• _ROWS_
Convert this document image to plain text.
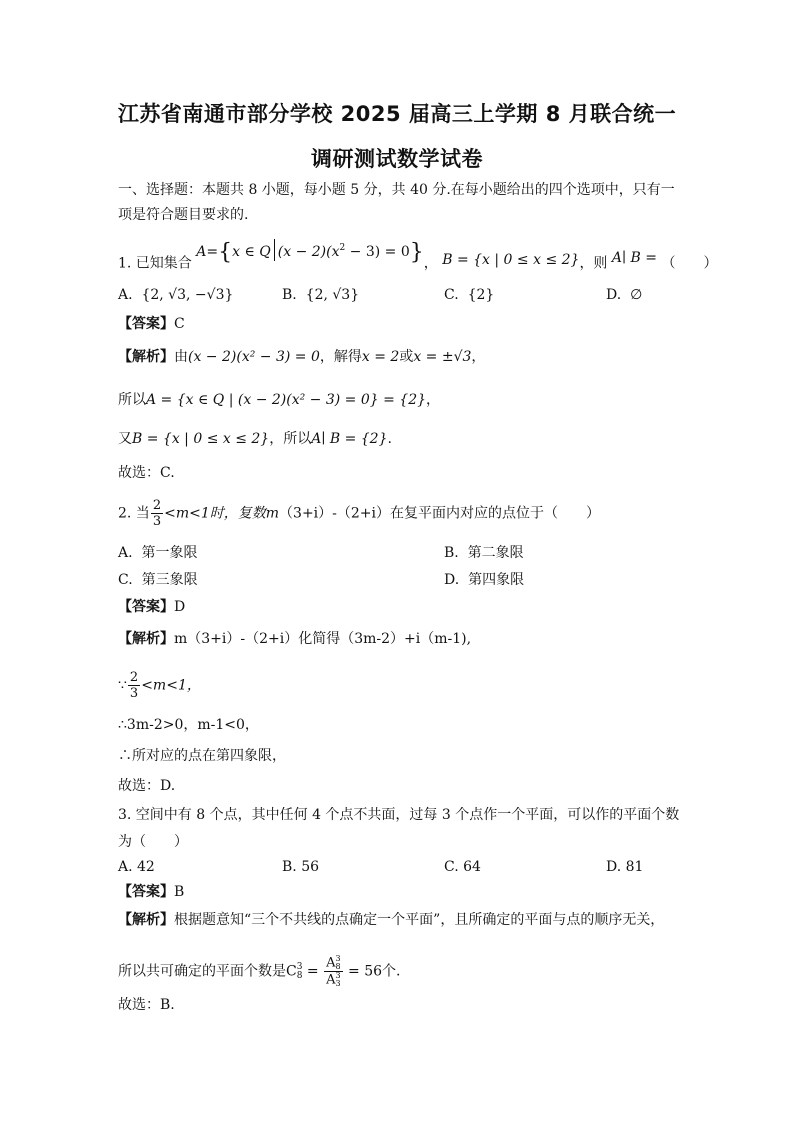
江苏省南通市部分学校 2025 届高三上学期 8 月联合统一
调研测试数学试卷
一、选择题：本题共 8 小题，每小题 5 分，共 40 分.在每小题给出的四个选项中，只有一
项是符合题目要求的.
1. 已知集合 A={x ∈ Q $(x - 2)(x^2 - 3) = 0$}， B = {x | 0 ≤ x ≤ 2}，则 A∣ B = （　　）
A. {2, √3, −√3}	B. {2, √3}	C. {2}	D. ∅
【答案】C
【解析】由(x − 2)(x² − 3) = 0，解得x = 2或x = ±√3，
所以A = {x ∈ Q | (x − 2)(x² − 3) = 0} = {2}，
又B = {x | 0 ≤ x ≤ 2}，所以A∣ B = {2}.
故选：C.
2. 当 $\frac{2}{3} <m<1$时，复数m（3+i）-（2+i）在复平面内对应的点位于（　　）
A. 第一象限	B. 第二象限
C. 第三象限	D. 第四象限
【答案】D
【解析】m（3+i）-（2+i）化简得（3m-2）+i（m-1),
∵ $\frac{2}{3} <m<1$，
∴3m-2>0，m-1<0，
∴所对应的点在第四象限，
故选：D.
3. 空间中有 8 个点，其中任何 4 个点不共面，过每 3 个点作一个平面，可以作的平面个数
为（　　）
A. 42	B. 56	C. 64	D. 81
【答案】B
【解析】根据题意知“三个不共线的点确定一个平面”，且所确定的平面与点的顺序无关，
所以共可确定的平面个数是C 3
8 = A 3
8
A 3
3 = 56个.
故选：B.
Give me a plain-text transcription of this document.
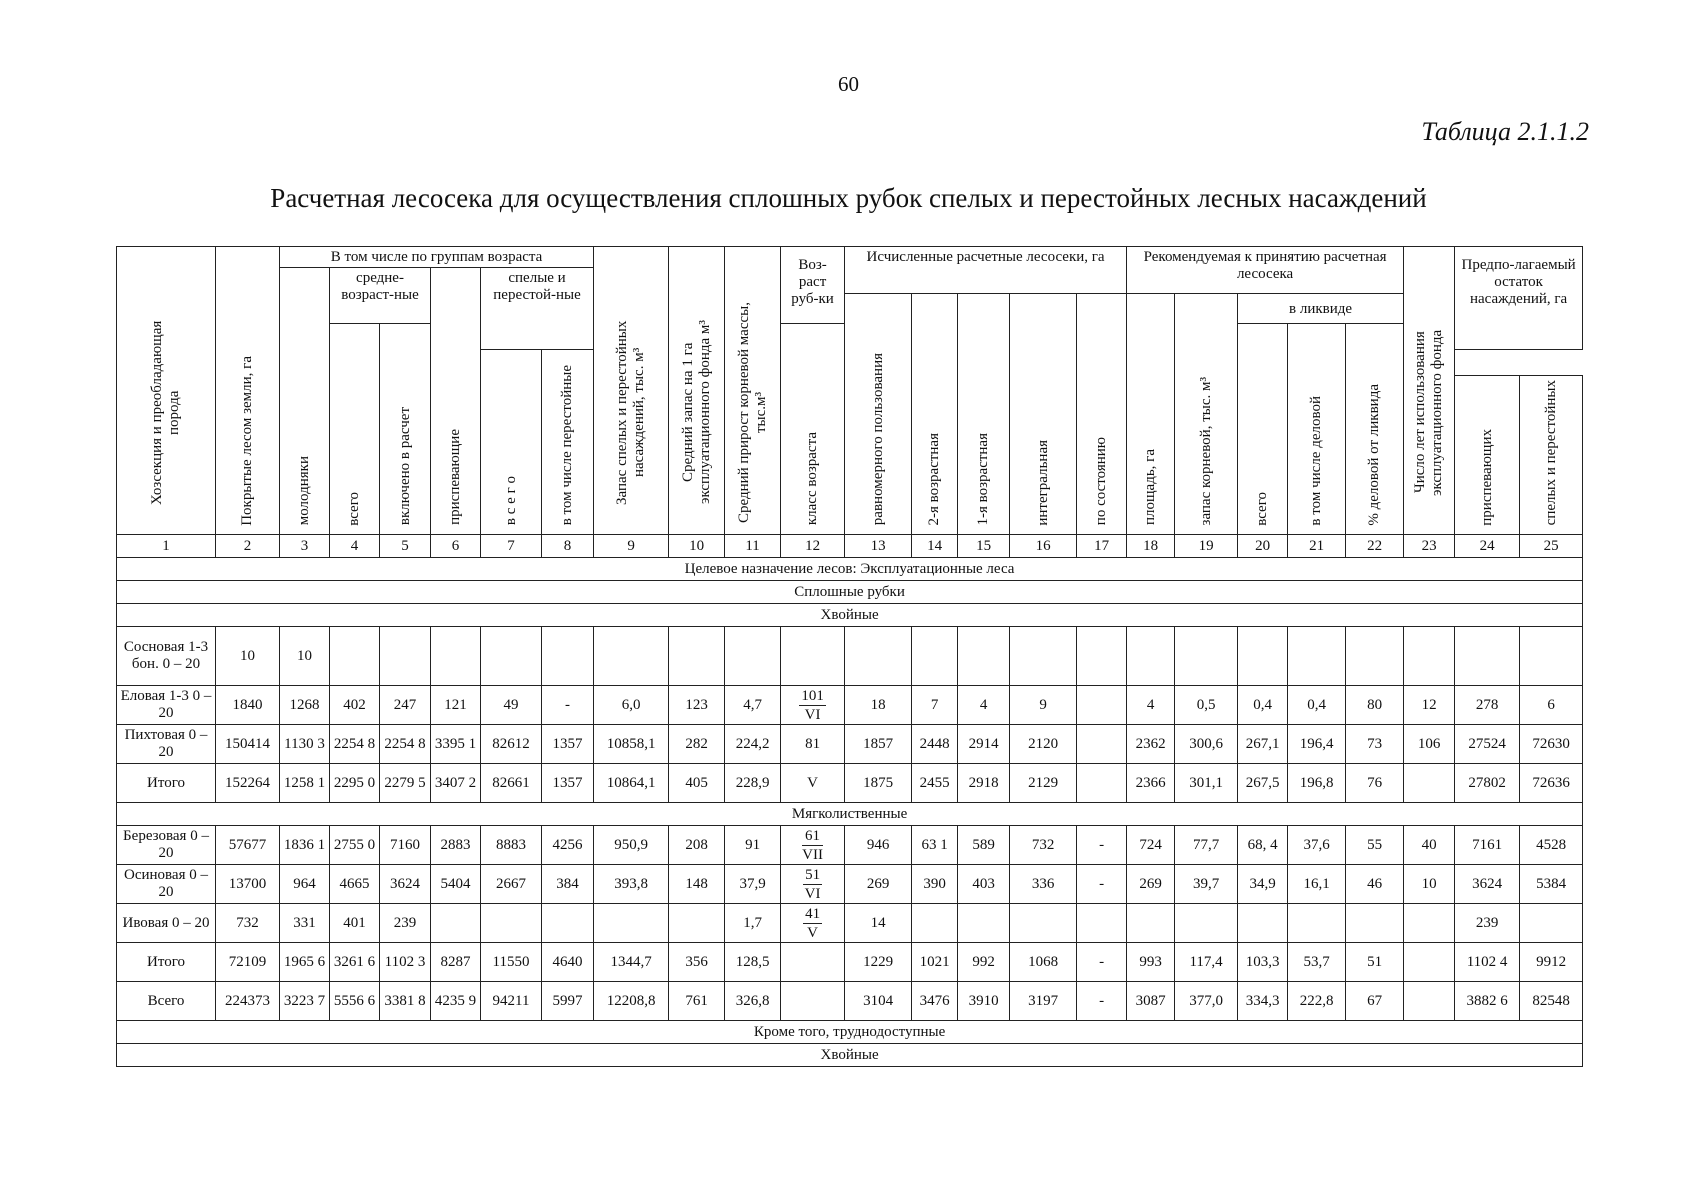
60
Таблица 2.1.1.2
Расчетная лесосека для осуществления сплошных рубок спелых и перестойных лесных насаждений
Хозсекция и преобладающая порода	Покрытые лесом земли, га	В том числе по группам возраста						Запас спелых и перестойных насаждений, тыс. м³	Средний запас на 1 га эксплуатационного фонда м³	Средний прирост корневой массы, тыс.м³	Воз-раст руб-ки	Исчисленные расчетные лесосеки, га					Рекомендуемая к принятию расчетная лесосека					Число лет использования эксплуатационного фонда	Предпо-лагаемый остаток насаждений, га	
		молодняки	средне-возраст-ные		приспевающие	спелые и перестой-ные																		
												равномерного пользования	2-я возрастная	1-я возрастная	интегральная	по состоянию	площадь, га	запас корневой, тыс. м³	в ликвиде					
			всего	включено в расчет							класс возраста								всего	в том числе деловой	% деловой от ликвида			
						в с е г о	в том числе перестойные																	
																							приспевающих	спелых и перестойных
1	2	3	4	5	6	7	8	9	10	11	12	13	14	15	16	17	18	19	20	21	22	23	24	25
Целевое назначение лесов: Эксплуатационные леса																								
Сплошные рубки																								
Хвойные																								
Сосновая 1-3 бон. 0 – 20	10	10																						
Еловая 1-3 0 – 20	1840	1268	402	247	121	49	-	6,0	123	4,7	$\frac{101}{VI}$	18	7	4	9		4	0,5	0,4	0,4	80	12	278	6
Пихтовая 0 – 20	150414	1130 3	2254 8	2254 8	3395 1	82612	1357	10858,1	282	224,2	81	1857	2448	2914	2120		2362	300,6	267,1	196,4	73	106	27524	72630
Итого	152264	1258 1	2295 0	2279 5	3407 2	82661	1357	10864,1	405	228,9	V	1875	2455	2918	2129		2366	301,1	267,5	196,8	76		27802	72636
Мягколиственные																								
Березовая 0 – 20	57677	1836 1	2755 0	7160	2883	8883	4256	950,9	208	91	$\frac{61}{\text{VII}}$	946	63 1	589	732	-	724	77,7	68, 4	37,6	55	40	7161	4528
Осиновая 0 – 20	13700	964	4665	3624	5404	2667	384	393,8	148	37,9	$\frac{51}{VI}$	269	390	403	336	-	269	39,7	34,9	16,1	46	10	3624	5384
Ивовая 0 – 20	732	331	401	239						1,7	$\frac{41}{V}$	14											239	
Итого	72109	1965 6	3261 6	1102 3	8287	11550	4640	1344,7	356	128,5		1229	1021	992	1068	-	993	117,4	103,3	53,7	51		1102 4	9912
Всего	224373	3223 7	5556 6	3381 8	4235 9	94211	5997	12208,8	761	326,8		3104	3476	3910	3197	-	3087	377,0	334,3	222,8	67		3882 6	82548
Кроме того, труднодоступные																								
Хвойные																								
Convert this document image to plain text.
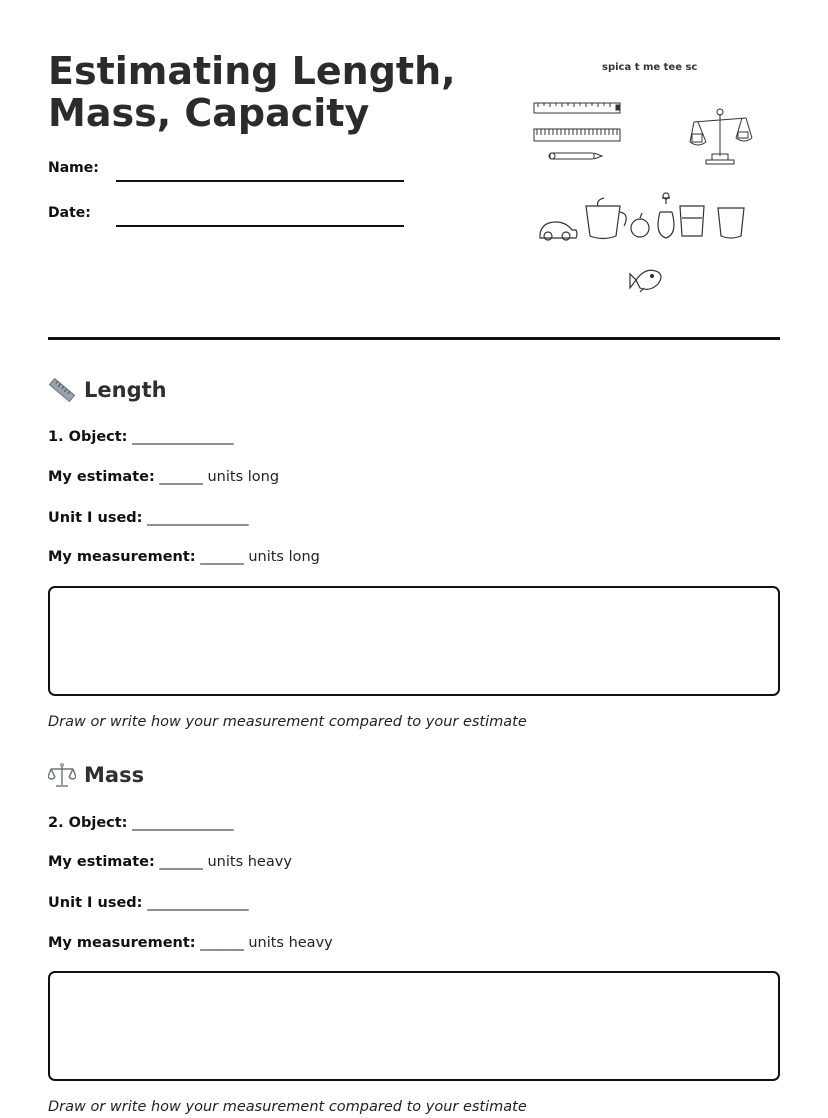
Estimating Length,
Mass, Capacity
Name:
Date:
spica t me tee sc
Length
1. Object: ______________
My estimate: ______ units long
Unit I used: ______________
My measurement: ______ units long
Draw or write how your measurement compared to your estimate
Mass
2. Object: ______________
My estimate: ______ units heavy
Unit I used: ______________
My measurement: ______ units heavy
Draw or write how your measurement compared to your estimate
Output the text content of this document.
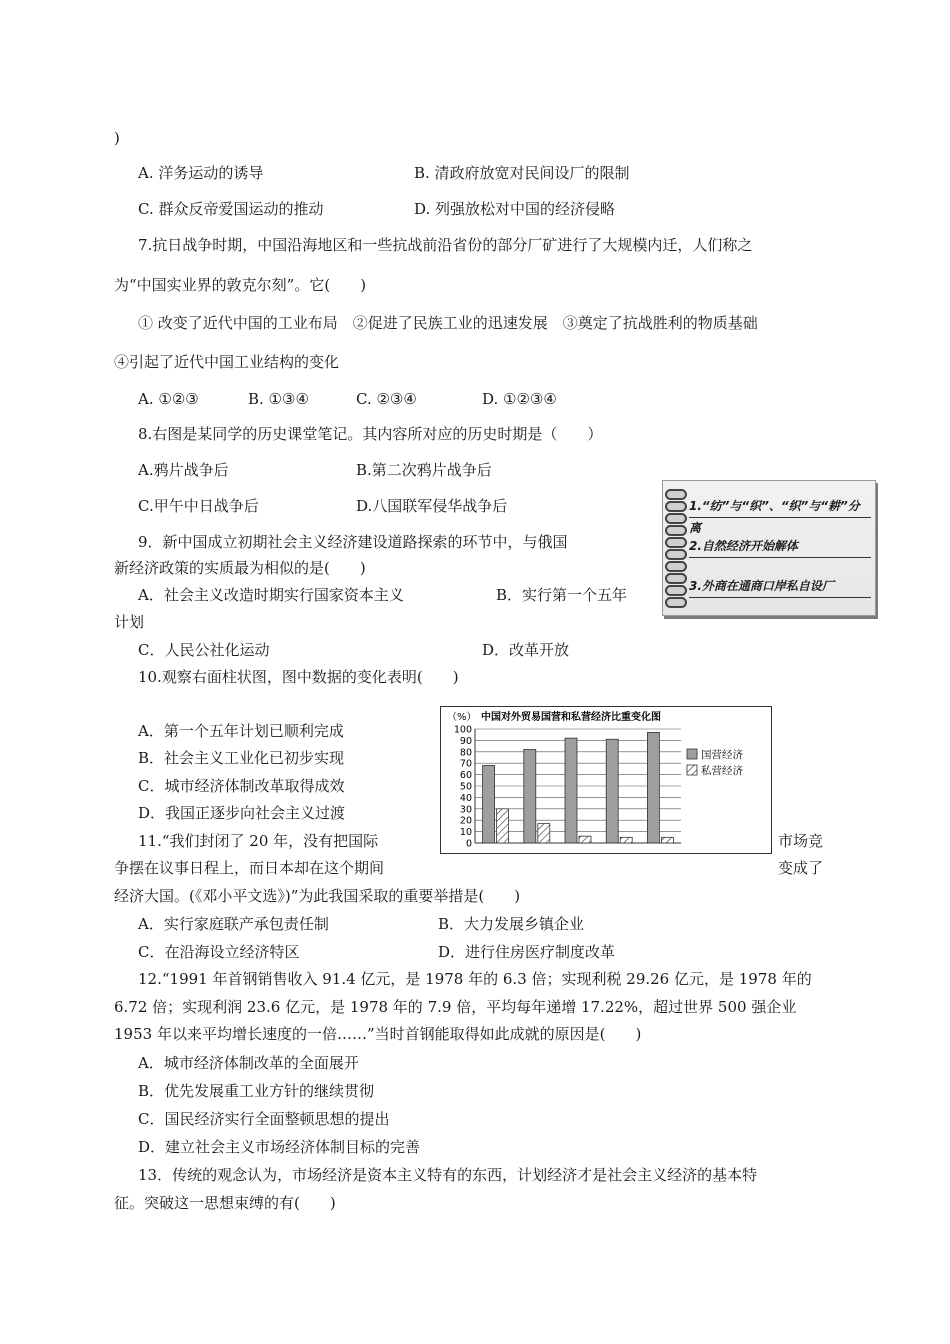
)
A. 洋务运动的诱导	B. 清政府放宽对民间设厂的限制
C. 群众反帝爱国运动的推动	D. 列强放松对中国的经济侵略
7.抗日战争时期，中国沿海地区和一些抗战前沿省份的部分厂矿进行了大规模内迁，人们称之
为“中国实业界的敦克尔刻”。它(　　)
① 改变了近代中国的工业布局　②促进了民族工业的迅速发展　③奠定了抗战胜利的物质基础
④引起了近代中国工业结构的变化
A. ①②③	B. ①③④	C. ②③④	D. ①②③④
8.右图是某同学的历史课堂笔记。其内容所对应的历史时期是（　　）
A.鸦片战争后	B.第二次鸦片战争后
C.甲午中日战争后	D.八国联军侵华战争后	1.“纺”与“织”、“织”与“耕”分离
2.自然经济开始解体
3.外商在通商口岸私自设厂
9．新中国成立初期社会主义经济建设道路探索的环节中，与俄国
新经济政策的实质最为相似的是(　　)
A．社会主义改造时期实行国家资本主义	B．实行第一个五年
计划
C．人民公社化运动	D．改革开放
10.观察右面柱状图，图中数据的变化表明(　　)
A．第一个五年计划已顺利完成
B．社会主义工业化已初步实现
C．城市经济体制改革取得成效
D．我国正逐步向社会主义过渡
（%） 中国对外贸易国营和私营经济比重变化图
0
10
20
30
40
50
60
70
80
90
100
国营经济
私营经济
11.“我们封闭了 20 年，没有把国际	市场竞
争摆在议事日程上，而日本却在这个期间	变成了
经济大国。(《邓小平文选》)”为此我国采取的重要举措是(　　)
A．实行家庭联产承包责任制	B．大力发展乡镇企业
C．在沿海设立经济特区	D．进行住房医疗制度改革
12.“1991 年首钢销售收入 91.4 亿元，是 1978 年的 6.3 倍；实现利税 29.26 亿元，是 1978 年的
6.72 倍；实现利润 23.6 亿元，是 1978 年的 7.9 倍，平均每年递增 17.22%，超过世界 500 强企业
1953 年以来平均增长速度的一倍……”当时首钢能取得如此成就的原因是(　　)
A．城市经济体制改革的全面展开
B．优先发展重工业方针的继续贯彻
C．国民经济实行全面整顿思想的提出
D．建立社会主义市场经济体制目标的完善
13．传统的观念认为，市场经济是资本主义特有的东西，计划经济才是社会主义经济的基本特
征。突破这一思想束缚的有(　　)
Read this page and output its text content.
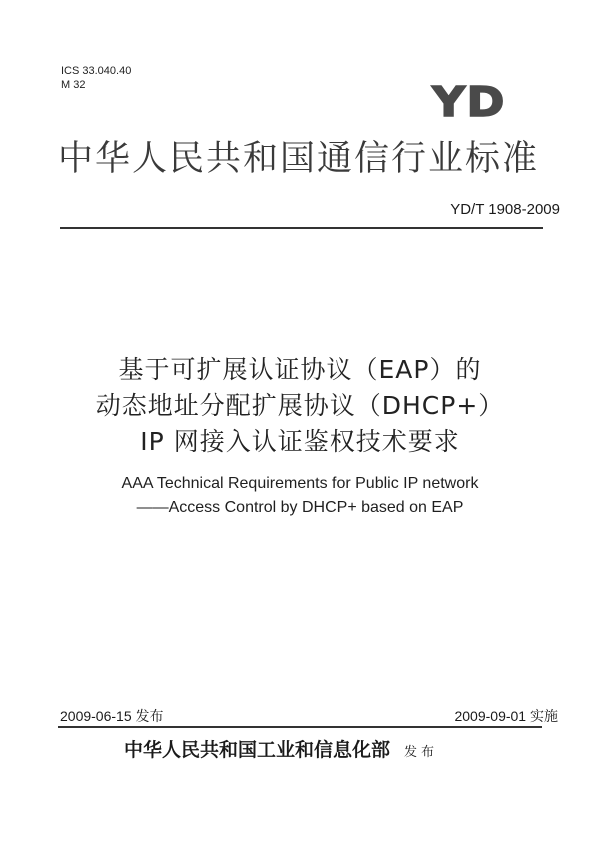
ICS 33.040.40
M 32	YD
中华人民共和国通信行业标准
YD/T 1908-2009
基于可扩展认证协议（EAP）的
动态地址分配扩展协议（DHCP+）
IP 网接入认证鉴权技术要求
AAA Technical Requirements for Public IP network
——Access Control by DHCP+ based on EAP
2009-06-15 发布	2009-09-01 实施
中华人民共和国工业和信息化部 发布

• _TASK_
Exactly as they appear, repeat the lines from the one containing "Read this page and output its text content." through the last line of the entries, counting both ends. Pictures stay out.

• _CORRECT RESULT_
Read this page and output its text content.
ICS 33.040.40
M 32	YD
中华人民共和国通信行业标准
YD/T 1908-2009
基于可扩展认证协议（EAP）的
动态地址分配扩展协议（DHCP+）
IP 网接入认证鉴权技术要求
AAA Technical Requirements for Public IP network
——Access Control by DHCP+ based on EAP
2009-06-15 发布	2009-09-01 实施
中华人民共和国工业和信息化部 发布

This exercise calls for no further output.